• WRITTEN PROBLEM: Consider the records below. How many of their lines include the word "brand"? State the number and nothing else.

• THE INPUT:
● ● ●

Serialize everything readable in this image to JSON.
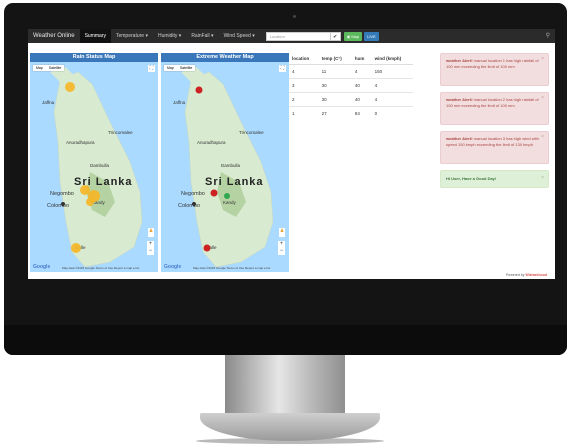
{
  "navbar": {
    "brand": "Weather Online",
    "items": [
      "Summary",
      "Temperature ▾",
      "Humidity ▾",
      "RainFall ▾",
      "Wind Speed ▾"
    ],
    "location_placeholder": "Location",
    "map_button": "Map",
    "live_button": "LIVE"
  },
  "rain_map": {
    "title": "Rain Status Map",
    "toggle": [
      "Map",
      "Satellite"
    ]
  },
  "weather_map": {
    "title": "Extreme Weather Map",
    "toggle": [
      "Map",
      "Satellite"
    ]
  },
  "map_labels": {
    "country": "Sri Lanka",
    "anuradhapura": "Anuradhapura",
    "trincomalee": "Trincomalee",
    "dambulla": "Dambulla",
    "negombo": "Negombo",
    "colombo": "Colombo",
    "kandy": "Kandy",
    "galle": "Galle",
    "jaffna": "Jaffna",
    "google": "Google",
    "attribution": "Map data ©2018 Google   Terms of Use   Report a map error"
  },
  "table": {
    "headers": [
      "location",
      "temp (C°)",
      "hum",
      "wind (kmph)"
    ],
    "rows": [
      [
        "4",
        "11",
        "4",
        "150"
      ],
      [
        "3",
        "30",
        "40",
        "4"
      ],
      [
        "2",
        "30",
        "40",
        "4"
      ],
      [
        "1",
        "27",
        "84",
        "0"
      ]
    ]
  },
  "alerts": [
    {
      "title": "weather Alert!",
      "text": "manual location 1 has high rainfall of 100 mm exceeding the limit of 100 mm"
    },
    {
      "title": "weather Alert!",
      "text": "manual location 2 has high rainfall of 100 mm exceeding the limit of 100 mm"
    },
    {
      "title": "weather Alert!",
      "text": "manual location 3 has high wind with speed 150 kmph exceeding the limit of 130 kmph"
    }
  ],
  "greeting": "Hi User, Have a Good Day!",
  "footer": {
    "powered_by": "Powered by",
    "brand": "Wiztaskhood"
  },
  "colors": {
    "panel_header": "#3a76ba",
    "navbar": "#2b2b2b",
    "alert_danger": "#f2dede",
    "alert_success": "#dff0d8"
  }
}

● ● ●

• OUTPUT BELOW: 2